Exercise task = All of the records below should be output exactly.

(Collected data)
— start —

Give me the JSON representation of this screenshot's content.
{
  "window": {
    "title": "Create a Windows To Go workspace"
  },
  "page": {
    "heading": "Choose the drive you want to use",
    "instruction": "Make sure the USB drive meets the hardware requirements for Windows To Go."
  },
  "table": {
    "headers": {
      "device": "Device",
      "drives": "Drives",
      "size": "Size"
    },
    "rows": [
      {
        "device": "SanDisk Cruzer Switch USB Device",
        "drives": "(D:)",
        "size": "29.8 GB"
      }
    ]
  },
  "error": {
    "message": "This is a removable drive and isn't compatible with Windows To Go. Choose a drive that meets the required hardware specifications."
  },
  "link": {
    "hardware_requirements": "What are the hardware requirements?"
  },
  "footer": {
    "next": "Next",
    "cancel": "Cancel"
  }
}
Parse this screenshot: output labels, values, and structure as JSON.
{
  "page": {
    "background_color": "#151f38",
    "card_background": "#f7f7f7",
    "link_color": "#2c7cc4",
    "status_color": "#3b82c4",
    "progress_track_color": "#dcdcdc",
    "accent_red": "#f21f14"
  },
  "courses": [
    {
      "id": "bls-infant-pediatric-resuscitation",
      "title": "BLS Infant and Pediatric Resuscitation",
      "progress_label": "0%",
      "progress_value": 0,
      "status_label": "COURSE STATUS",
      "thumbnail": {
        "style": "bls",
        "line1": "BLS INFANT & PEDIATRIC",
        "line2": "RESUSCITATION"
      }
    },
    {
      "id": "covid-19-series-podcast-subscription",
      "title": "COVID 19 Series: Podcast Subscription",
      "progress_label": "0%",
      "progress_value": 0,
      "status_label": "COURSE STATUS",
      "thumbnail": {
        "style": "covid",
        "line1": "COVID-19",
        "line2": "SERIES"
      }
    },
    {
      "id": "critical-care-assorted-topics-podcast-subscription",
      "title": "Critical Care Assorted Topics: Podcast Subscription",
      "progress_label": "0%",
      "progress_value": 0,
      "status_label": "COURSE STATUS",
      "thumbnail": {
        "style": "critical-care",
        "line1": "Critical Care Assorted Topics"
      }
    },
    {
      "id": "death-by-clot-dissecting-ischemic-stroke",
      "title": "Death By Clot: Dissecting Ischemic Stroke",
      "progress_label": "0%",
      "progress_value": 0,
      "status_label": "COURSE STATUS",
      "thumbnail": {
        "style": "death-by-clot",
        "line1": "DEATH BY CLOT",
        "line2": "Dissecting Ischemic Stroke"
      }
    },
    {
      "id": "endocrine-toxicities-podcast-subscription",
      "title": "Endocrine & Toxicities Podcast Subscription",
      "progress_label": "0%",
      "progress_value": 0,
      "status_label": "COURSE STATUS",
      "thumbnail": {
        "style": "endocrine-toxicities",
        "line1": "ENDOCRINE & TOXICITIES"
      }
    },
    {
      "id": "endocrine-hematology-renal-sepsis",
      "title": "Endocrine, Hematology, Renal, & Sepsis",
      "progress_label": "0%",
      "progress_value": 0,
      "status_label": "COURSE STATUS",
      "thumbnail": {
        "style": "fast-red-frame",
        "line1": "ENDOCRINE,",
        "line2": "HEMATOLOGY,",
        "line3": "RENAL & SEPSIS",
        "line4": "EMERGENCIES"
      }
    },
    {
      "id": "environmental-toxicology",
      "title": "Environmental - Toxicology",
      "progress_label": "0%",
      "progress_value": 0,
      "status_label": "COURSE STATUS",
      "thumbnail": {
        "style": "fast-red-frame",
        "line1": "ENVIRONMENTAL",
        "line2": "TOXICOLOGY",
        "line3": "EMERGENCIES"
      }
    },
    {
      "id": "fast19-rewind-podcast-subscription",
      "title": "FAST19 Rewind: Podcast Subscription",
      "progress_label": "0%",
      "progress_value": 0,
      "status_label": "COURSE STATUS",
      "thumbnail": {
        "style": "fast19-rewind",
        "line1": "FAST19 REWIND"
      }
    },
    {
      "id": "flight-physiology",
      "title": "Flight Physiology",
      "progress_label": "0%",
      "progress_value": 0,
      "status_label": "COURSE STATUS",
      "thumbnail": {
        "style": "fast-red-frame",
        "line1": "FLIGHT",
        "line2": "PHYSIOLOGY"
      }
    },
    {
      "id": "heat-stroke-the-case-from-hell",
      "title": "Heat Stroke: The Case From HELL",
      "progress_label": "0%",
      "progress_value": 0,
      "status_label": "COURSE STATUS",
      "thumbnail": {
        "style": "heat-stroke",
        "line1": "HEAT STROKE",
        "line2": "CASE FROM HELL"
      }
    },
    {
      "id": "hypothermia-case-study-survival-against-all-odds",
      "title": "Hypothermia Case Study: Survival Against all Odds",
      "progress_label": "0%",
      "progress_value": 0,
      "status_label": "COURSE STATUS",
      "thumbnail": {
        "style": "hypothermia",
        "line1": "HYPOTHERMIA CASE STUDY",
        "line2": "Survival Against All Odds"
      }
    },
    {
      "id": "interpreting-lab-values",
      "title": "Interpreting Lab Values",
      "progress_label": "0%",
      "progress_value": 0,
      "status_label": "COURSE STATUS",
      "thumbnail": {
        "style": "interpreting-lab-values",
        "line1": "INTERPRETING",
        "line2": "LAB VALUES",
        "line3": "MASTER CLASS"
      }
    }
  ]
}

— end —

Exercise output =
Give me the JSON representation of this screenshot's content.
{
  "window": {
    "title": "Create a Windows To Go workspace"
  },
  "page": {
    "heading": "Choose the drive you want to use",
    "instruction": "Make sure the USB drive meets the hardware requirements for Windows To Go."
  },
  "table": {
    "headers": {
      "device": "Device",
      "drives": "Drives",
      "size": "Size"
    },
    "rows": [
      {
        "device": "SanDisk Cruzer Switch USB Device",
        "drives": "(D:)",
        "size": "29.8 GB"
      }
    ]
  },
  "error": {
    "message": "This is a removable drive and isn't compatible with Windows To Go. Choose a drive that meets the required hardware specifications."
  },
  "link": {
    "hardware_requirements": "What are the hardware requirements?"
  },
  "footer": {
    "next": "Next",
    "cancel": "Cancel"
  }
}
Parse this screenshot: output labels, values, and structure as JSON.
{
  "page": {
    "background_color": "#151f38",
    "card_background": "#f7f7f7",
    "link_color": "#2c7cc4",
    "status_color": "#3b82c4",
    "progress_track_color": "#dcdcdc",
    "accent_red": "#f21f14"
  },
  "courses": [
    {
      "id": "bls-infant-pediatric-resuscitation",
      "title": "BLS Infant and Pediatric Resuscitation",
      "progress_label": "0%",
      "progress_value": 0,
      "status_label": "COURSE STATUS",
      "thumbnail": {
        "style": "bls",
        "line1": "BLS INFANT & PEDIATRIC",
        "line2": "RESUSCITATION"
      }
    },
    {
      "id": "covid-19-series-podcast-subscription",
      "title": "COVID 19 Series: Podcast Subscription",
      "progress_label": "0%",
      "progress_value": 0,
      "status_label": "COURSE STATUS",
      "thumbnail": {
        "style": "covid",
        "line1": "COVID-19",
        "line2": "SERIES"
      }
    },
    {
      "id": "critical-care-assorted-topics-podcast-subscription",
      "title": "Critical Care Assorted Topics: Podcast Subscription",
      "progress_label": "0%",
      "progress_value": 0,
      "status_label": "COURSE STATUS",
      "thumbnail": {
        "style": "critical-care",
        "line1": "Critical Care Assorted Topics"
      }
    },
    {
      "id": "death-by-clot-dissecting-ischemic-stroke",
      "title": "Death By Clot: Dissecting Ischemic Stroke",
      "progress_label": "0%",
      "progress_value": 0,
      "status_label": "COURSE STATUS",
      "thumbnail": {
        "style": "death-by-clot",
        "line1": "DEATH BY CLOT",
        "line2": "Dissecting Ischemic Stroke"
      }
    },
    {
      "id": "endocrine-toxicities-podcast-subscription",
      "title": "Endocrine & Toxicities Podcast Subscription",
      "progress_label": "0%",
      "progress_value": 0,
      "status_label": "COURSE STATUS",
      "thumbnail": {
        "style": "endocrine-toxicities",
        "line1": "ENDOCRINE & TOXICITIES"
      }
    },
    {
      "id": "endocrine-hematology-renal-sepsis",
      "title": "Endocrine, Hematology, Renal, & Sepsis",
      "progress_label": "0%",
      "progress_value": 0,
      "status_label": "COURSE STATUS",
      "thumbnail": {
        "style": "fast-red-frame",
        "line1": "ENDOCRINE,",
        "line2": "HEMATOLOGY,",
        "line3": "RENAL & SEPSIS",
        "line4": "EMERGENCIES"
      }
    },
    {
      "id": "environmental-toxicology",
      "title": "Environmental - Toxicology",
      "progress_label": "0%",
      "progress_value": 0,
      "status_label": "COURSE STATUS",
      "thumbnail": {
        "style": "fast-red-frame",
        "line1": "ENVIRONMENTAL",
        "line2": "TOXICOLOGY",
        "line3": "EMERGENCIES"
      }
    },
    {
      "id": "fast19-rewind-podcast-subscription",
      "title": "FAST19 Rewind: Podcast Subscription",
      "progress_label": "0%",
      "progress_value": 0,
      "status_label": "COURSE STATUS",
      "thumbnail": {
        "style": "fast19-rewind",
        "line1": "FAST19 REWIND"
      }
    },
    {
      "id": "flight-physiology",
      "title": "Flight Physiology",
      "progress_label": "0%",
      "progress_value": 0,
      "status_label": "COURSE STATUS",
      "thumbnail": {
        "style": "fast-red-frame",
        "line1": "FLIGHT",
        "line2": "PHYSIOLOGY"
      }
    },
    {
      "id": "heat-stroke-the-case-from-hell",
      "title": "Heat Stroke: The Case From HELL",
      "progress_label": "0%",
      "progress_value": 0,
      "status_label": "COURSE STATUS",
      "thumbnail": {
        "style": "heat-stroke",
        "line1": "HEAT STROKE",
        "line2": "CASE FROM HELL"
      }
    },
    {
      "id": "hypothermia-case-study-survival-against-all-odds",
      "title": "Hypothermia Case Study: Survival Against all Odds",
      "progress_label": "0%",
      "progress_value": 0,
      "status_label": "COURSE STATUS",
      "thumbnail": {
        "style": "hypothermia",
        "line1": "HYPOTHERMIA CASE STUDY",
        "line2": "Survival Against All Odds"
      }
    },
    {
      "id": "interpreting-lab-values",
      "title": "Interpreting Lab Values",
      "progress_label": "0%",
      "progress_value": 0,
      "status_label": "COURSE STATUS",
      "thumbnail": {
        "style": "interpreting-lab-values",
        "line1": "INTERPRETING",
        "line2": "LAB VALUES",
        "line3": "MASTER CLASS"
      }
    }
  ]
}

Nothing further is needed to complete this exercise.